*Requirement*: List every aroma that the text on wine lees contact names when it describes the smell of wines with long lees contact.

Where the brioche and nutty notes come from

The characteristic smell of wines from long lees contact is described as brioche, fresh bread, yeast, toast, nut, and sometimes caramel or clove. These aromas are born precisely from autolysis, from the breakdown of yeast and the transformation of the released amino acids. The longer the contact, the more pronounced these notes become: short ageing leaves a subtle trace, many years, as in Champagne, give a full, bakery depth. These are not fruity aromas coming from grapes, but a secondary layer, added by the yeast. For many tasters this smell of fresh bread is one of the most pleasant signals of a good, mature white wine or a fine sparkling. Recognising it is often the first clue that a wine has spent a long time on its lees.

Sur lie and sparkling wines

Lees contact shows itself most fully in sparkling wines made by the traditional method, like Champagne. There the second fermentation takes place in the bottle, and the sediment it forms stays with the wine for long months, and in better Champagnes for years. This extended contact with the yeast builds the famous depth and brioche notes that set a good Champagne apart from a simple fizz. Only at the end is the sediment removed by disgorgement. The longer the wine lay on its lees before that, the richer and more complex it is. We cover this technique more in how sparkling wine is made. It is precisely the lees contact, and not the bubbles themselves, that gives Champagne its characteristic creaminess.

Protection against oxidation

Lees contact is not only about flavour, but also about protection. Living and dead yeast consume oxygen and act as a natural shield against the oxidation of the wine during ageing. Thanks to this the wine keeps its freshness and fruit longer, and the winemaker can limit the addition of sulfur. The lees also help bind unwanted sulfur compounds with an unpleasant smell, provided the wine is properly watched. This is a practical advantage that makes sur lie sometimes a choice not only of style but of protection. Vigilance is needed, though: neglected lees, especially gross lees, can also give faults, like the smell of rotten eggs. Lees contact is therefore a double-edged tool, demanding attention and experience.

*Material*:

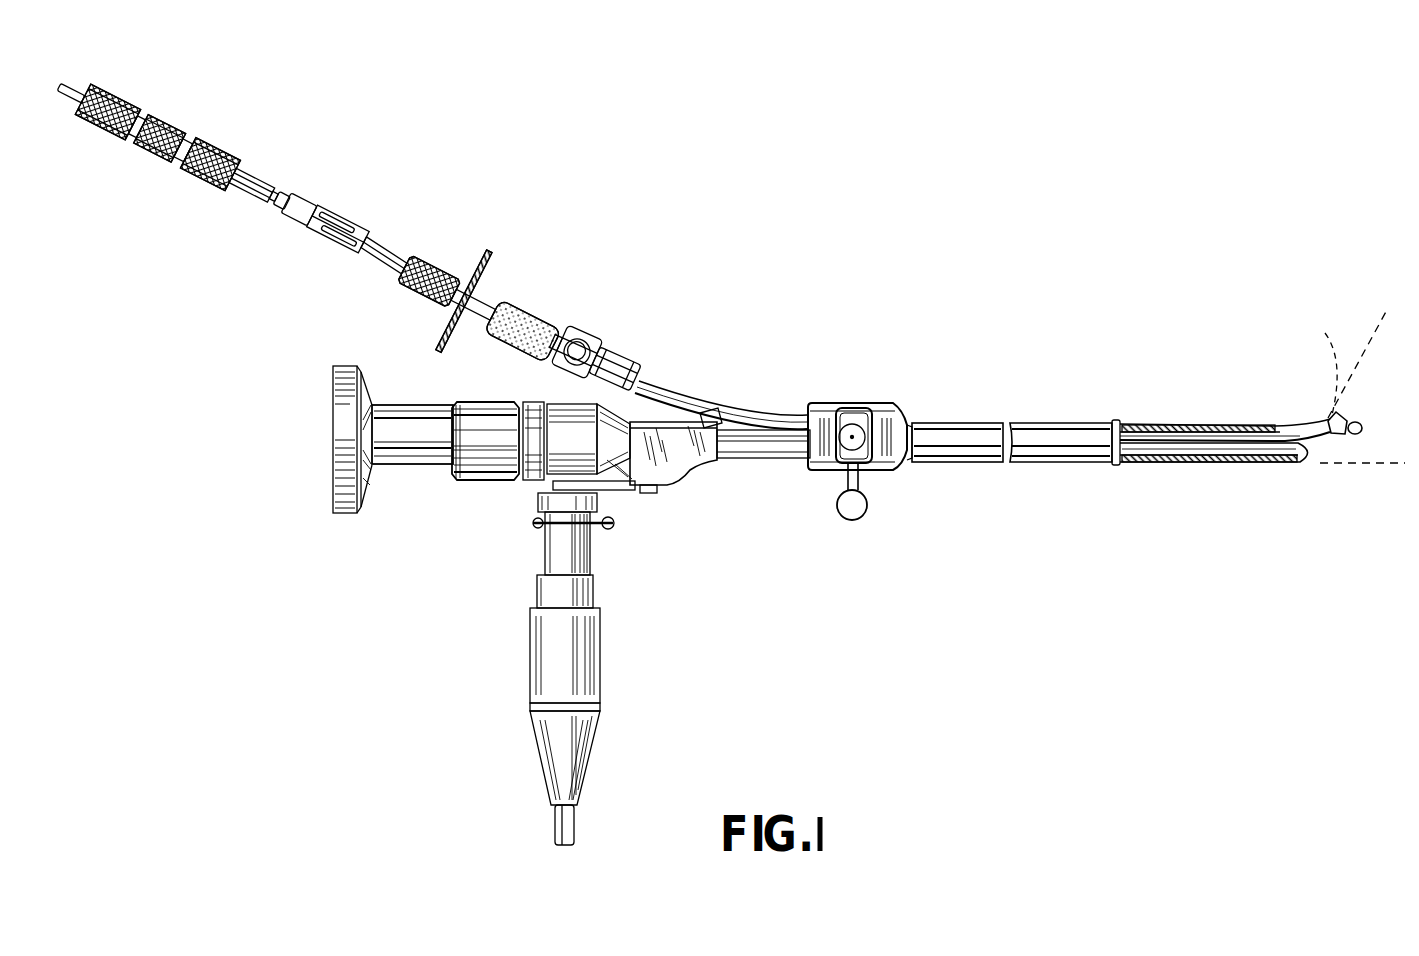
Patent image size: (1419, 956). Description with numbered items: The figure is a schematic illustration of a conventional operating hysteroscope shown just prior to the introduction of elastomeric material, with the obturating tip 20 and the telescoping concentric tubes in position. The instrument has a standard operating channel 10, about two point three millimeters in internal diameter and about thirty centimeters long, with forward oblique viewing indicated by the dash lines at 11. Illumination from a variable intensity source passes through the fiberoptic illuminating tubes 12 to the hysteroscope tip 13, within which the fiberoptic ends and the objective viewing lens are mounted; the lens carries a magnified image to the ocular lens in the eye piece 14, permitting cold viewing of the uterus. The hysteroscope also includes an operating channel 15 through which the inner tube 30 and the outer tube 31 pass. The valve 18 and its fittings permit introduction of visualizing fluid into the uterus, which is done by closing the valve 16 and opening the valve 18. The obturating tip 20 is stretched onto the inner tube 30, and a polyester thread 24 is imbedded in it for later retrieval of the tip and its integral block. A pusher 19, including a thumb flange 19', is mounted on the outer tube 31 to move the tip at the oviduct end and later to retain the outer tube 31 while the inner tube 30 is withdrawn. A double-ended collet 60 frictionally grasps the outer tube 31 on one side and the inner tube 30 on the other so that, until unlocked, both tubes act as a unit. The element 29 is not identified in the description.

*Result of this exercise*: brioche, fresh bread, yeast, toast, nut, caramel, clove